What is needed: Each line containing the word "SHARE" needs to be copied.

Exercise material:
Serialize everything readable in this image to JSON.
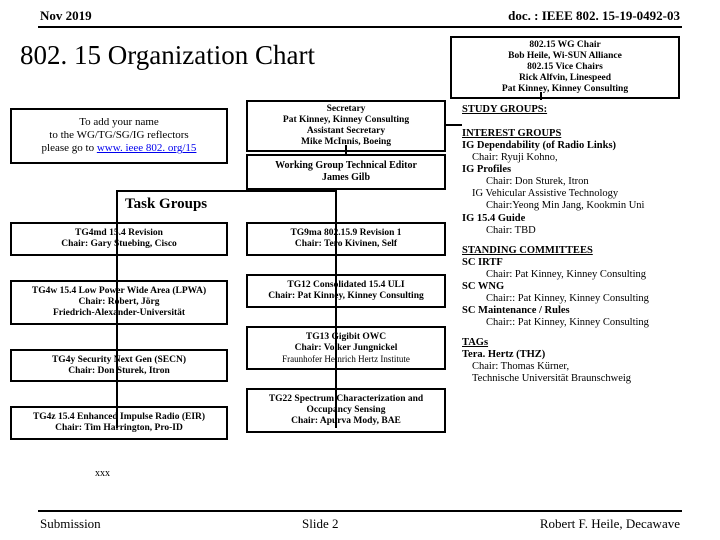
{
  "header": {
    "date": "Nov 2019",
    "doc": "doc. : IEEE 802. 15-19-0492-03"
  },
  "title": "802. 15 Organization Chart",
  "wg_chair": {
    "l1": "802.15 WG Chair",
    "l2": "Bob Heile, Wi-SUN Alliance",
    "l3": "802.15 Vice Chairs",
    "l4": "Rick Alfvin, Linespeed",
    "l5": "Pat Kinney, Kinney Consulting"
  },
  "note": {
    "l1": "To add your name",
    "l2": "to the WG/TG/SG/IG reflectors",
    "l3a": "please go to ",
    "l3b": "www. ieee 802. org/15"
  },
  "sec": {
    "l1": "Secretary",
    "l2": "Pat Kinney, Kinney Consulting",
    "l3": "Assistant Secretary",
    "l4": "Mike McInnis, Boeing"
  },
  "editor": {
    "l1": "Working Group Technical Editor",
    "l2": "James Gilb"
  },
  "task_hdr": "Task Groups",
  "tg_col1": [
    {
      "t": "TG4md 15.4 Revision",
      "c": "Chair: Gary Stuebing, Cisco"
    },
    {
      "t": "TG4w 15.4 Low Power Wide Area (LPWA)",
      "c": "Chair: Robert, Jörg\nFriedrich-Alexander-Universität"
    },
    {
      "t": "TG4y Security Next Gen (SECN)",
      "c": "Chair: Don Sturek, Itron"
    },
    {
      "t": "TG4z 15.4 Enhanced Impulse Radio (EIR)",
      "c": "Chair: Tim Harrington, Pro-ID"
    }
  ],
  "tg_col2": [
    {
      "t": "TG9ma 802.15.9 Revision 1",
      "c": "Chair: Tero Kivinen, Self"
    },
    {
      "t": "TG12 Consolidated 15.4 ULI",
      "c": "Chair: Pat Kinney, Kinney Consulting"
    },
    {
      "t": "TG13 Gigibit OWC",
      "c": "Chair: Volker Jungnickel",
      "c2": "Fraunhofer Heinrich Hertz Institute"
    },
    {
      "t": "TG22 Spectrum Characterization\nand Occupancy Sensing",
      "c": "Chair: Apurva Mody, BAE"
    }
  ],
  "side": {
    "sg_hdr": "STUDY GROUPS:",
    "ig_hdr": "INTEREST GROUPS",
    "ig1": "IG Dependability (of Radio Links)",
    "ig1c": "Chair: Ryuji Kohno,",
    "ig2": "IG Profiles",
    "ig2c": "Chair: Don Sturek, Itron",
    "ig3": "IG Vehicular Assistive Technology",
    "ig3c": "Chair:Yeong Min Jang, Kookmin Uni",
    "ig4": "IG 15.4 Guide",
    "ig4c": "Chair: TBD",
    "sc_hdr": "STANDING COMMITTEES",
    "sc1": "SC IRTF",
    "sc1c": "Chair: Pat Kinney, Kinney Consulting",
    "sc2": "SC WNG",
    "sc2c": "Chair:: Pat Kinney, Kinney Consulting",
    "sc3": "SC Maintenance / Rules",
    "sc3c": "Chair:: Pat Kinney, Kinney Consulting",
    "tags_hdr": "TAGs",
    "tag1": "Tera. Hertz (THZ)",
    "tag1c1": "Chair: Thomas Kürner,",
    "tag1c2": "  Technische Universität Braunschweig"
  },
  "xxx": "xxx",
  "footer": {
    "left": "Submission",
    "center": "Slide 2",
    "right": "Robert F. Heile, Decawave"
  }
}
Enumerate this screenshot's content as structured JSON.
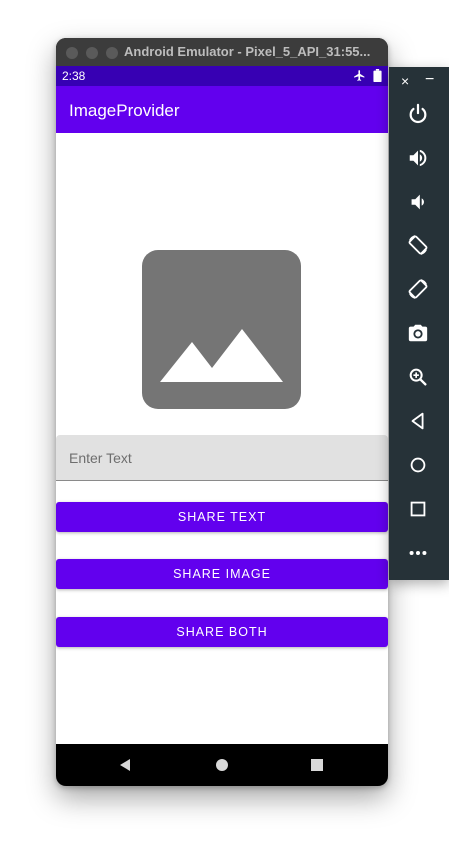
{
  "window": {
    "title": "Android Emulator - Pixel_5_API_31:55..."
  },
  "status_bar": {
    "time": "2:38",
    "icons": [
      "airplane-icon",
      "battery-icon"
    ]
  },
  "app_bar": {
    "title": "ImageProvider",
    "color": "#6200ee"
  },
  "content": {
    "image_placeholder_icon": "image-icon",
    "text_input": {
      "placeholder": "Enter Text",
      "value": ""
    },
    "buttons": [
      {
        "label": "SHARE TEXT"
      },
      {
        "label": "SHARE IMAGE"
      },
      {
        "label": "SHARE BOTH"
      }
    ]
  },
  "nav_bar": {
    "buttons": [
      "back-icon",
      "home-icon",
      "recents-icon"
    ]
  },
  "side_toolbar": {
    "top_controls": {
      "close": "×",
      "minimize": "−"
    },
    "buttons": [
      "power-icon",
      "volume-up-icon",
      "volume-down-icon",
      "rotate-left-icon",
      "rotate-right-icon",
      "camera-icon",
      "zoom-icon",
      "back-icon",
      "home-icon",
      "overview-icon",
      "more-icon"
    ]
  },
  "colors": {
    "primary": "#6200ee",
    "primary_dark": "#3700b3",
    "toolbar": "#263238"
  }
}
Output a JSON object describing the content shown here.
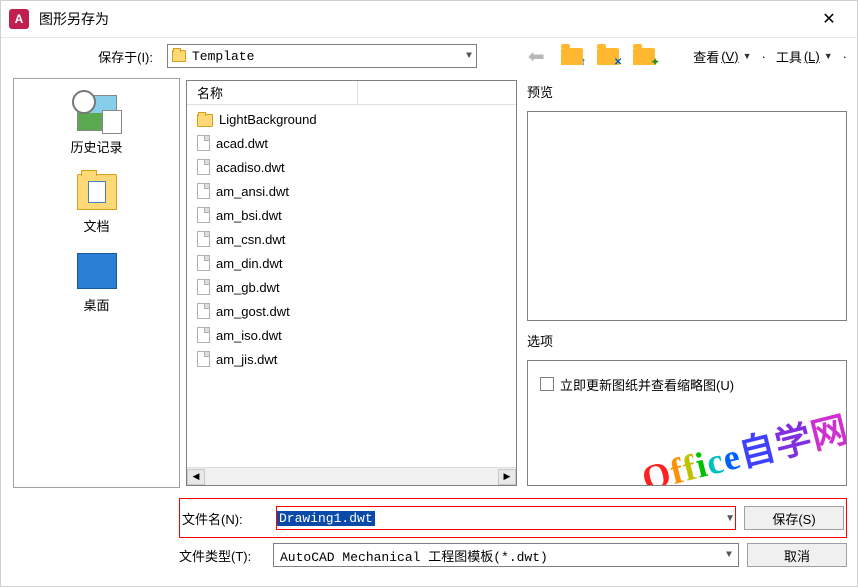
{
  "title": "图形另存为",
  "toolbar": {
    "save_in_label": "保存于(I):",
    "location": "Template",
    "view_label": "查看",
    "view_key": "(V)",
    "tools_label": "工具",
    "tools_key": "(L)"
  },
  "sidebar": {
    "items": [
      {
        "label": "历史记录"
      },
      {
        "label": "文档"
      },
      {
        "label": "桌面"
      }
    ]
  },
  "filelist": {
    "header": "名称",
    "items": [
      {
        "name": "LightBackground",
        "type": "folder"
      },
      {
        "name": "acad.dwt",
        "type": "file"
      },
      {
        "name": "acadiso.dwt",
        "type": "file"
      },
      {
        "name": "am_ansi.dwt",
        "type": "file"
      },
      {
        "name": "am_bsi.dwt",
        "type": "file"
      },
      {
        "name": "am_csn.dwt",
        "type": "file"
      },
      {
        "name": "am_din.dwt",
        "type": "file"
      },
      {
        "name": "am_gb.dwt",
        "type": "file"
      },
      {
        "name": "am_gost.dwt",
        "type": "file"
      },
      {
        "name": "am_iso.dwt",
        "type": "file"
      },
      {
        "name": "am_jis.dwt",
        "type": "file"
      }
    ]
  },
  "preview_label": "预览",
  "options": {
    "label": "选项",
    "checkbox_label": "立即更新图纸并查看缩略图(U)"
  },
  "watermark": "Office自学网",
  "form": {
    "filename_label": "文件名(N):",
    "filename_value": "Drawing1.dwt",
    "filetype_label": "文件类型(T):",
    "filetype_value": "AutoCAD Mechanical 工程图模板(*.dwt)",
    "save_button": "保存(S)",
    "cancel_button": "取消"
  }
}
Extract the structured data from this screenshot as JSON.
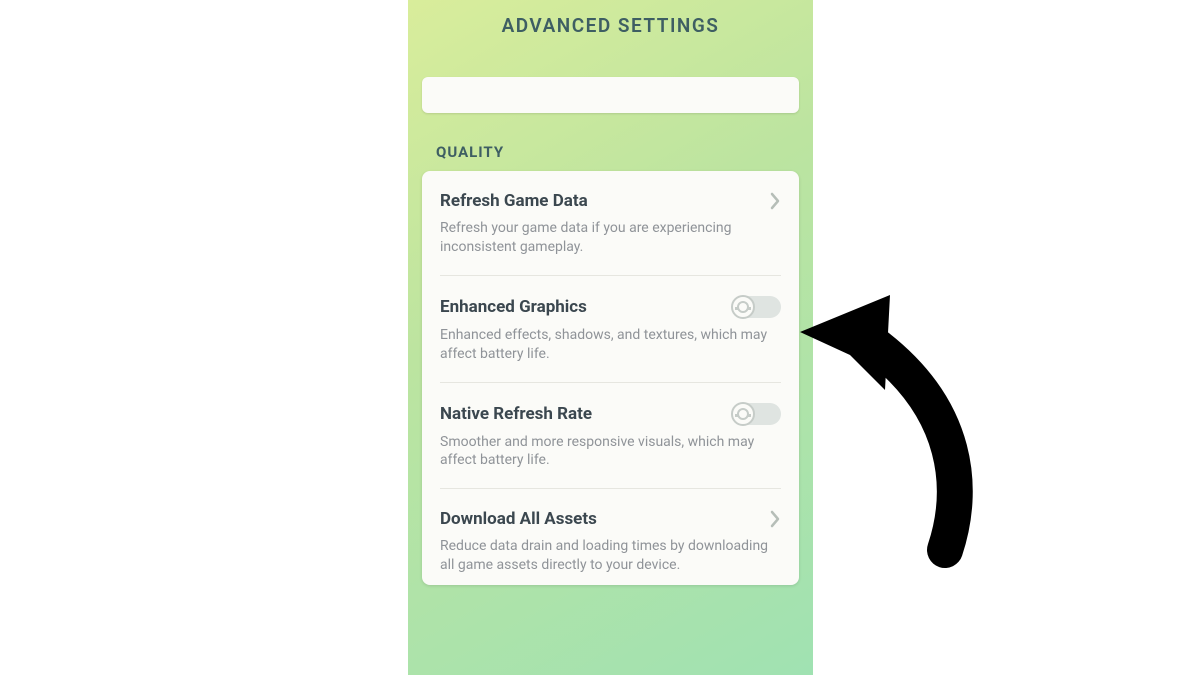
{
  "header": {
    "title": "ADVANCED SETTINGS"
  },
  "section": {
    "label": "QUALITY"
  },
  "settings": {
    "refresh": {
      "title": "Refresh Game Data",
      "desc": "Refresh your game data if you are experiencing inconsistent gameplay."
    },
    "graphics": {
      "title": "Enhanced Graphics",
      "desc": "Enhanced effects, shadows, and textures, which may affect battery life."
    },
    "refreshrate": {
      "title": "Native Refresh Rate",
      "desc": "Smoother and more responsive visuals, which may affect battery life."
    },
    "assets": {
      "title": "Download All Assets",
      "desc": "Reduce data drain and loading times by downloading all game assets directly to your device."
    }
  }
}
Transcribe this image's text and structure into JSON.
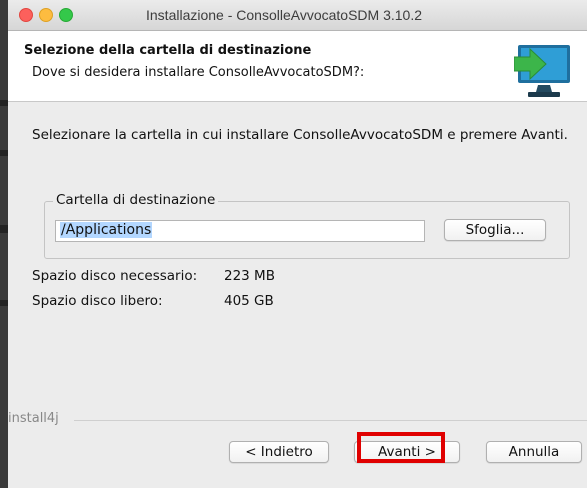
{
  "window": {
    "title": "Installazione - ConsolleAvvocatoSDM 3.10.2"
  },
  "header": {
    "title": "Selezione della cartella di destinazione",
    "subtitle": "Dove si desidera installare ConsolleAvvocatoSDM?:",
    "icon": "monitor-install-icon"
  },
  "body": {
    "description": "Selezionare la cartella in cui installare ConsolleAvvocatoSDM e premere Avanti."
  },
  "destination": {
    "group_label": "Cartella di destinazione",
    "path_value": "/Applications",
    "browse_label": "Sfoglia..."
  },
  "disk": {
    "required_label": "Spazio disco necessario:",
    "required_value": "223 MB",
    "free_label": "Spazio disco libero:",
    "free_value": "405 GB"
  },
  "footer": {
    "brand": "install4j",
    "back_label": "< Indietro",
    "next_label": "Avanti >",
    "cancel_label": "Annulla"
  },
  "colors": {
    "highlight": "#e00000",
    "icon_screen": "#2f9ed6",
    "icon_arrow": "#3cb54a",
    "selection": "#b3d7ff"
  }
}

Output for this exercise:
        "label": "SHARE TEXT"
        "label": "SHARE IMAGE"
        "label": "SHARE BOTH"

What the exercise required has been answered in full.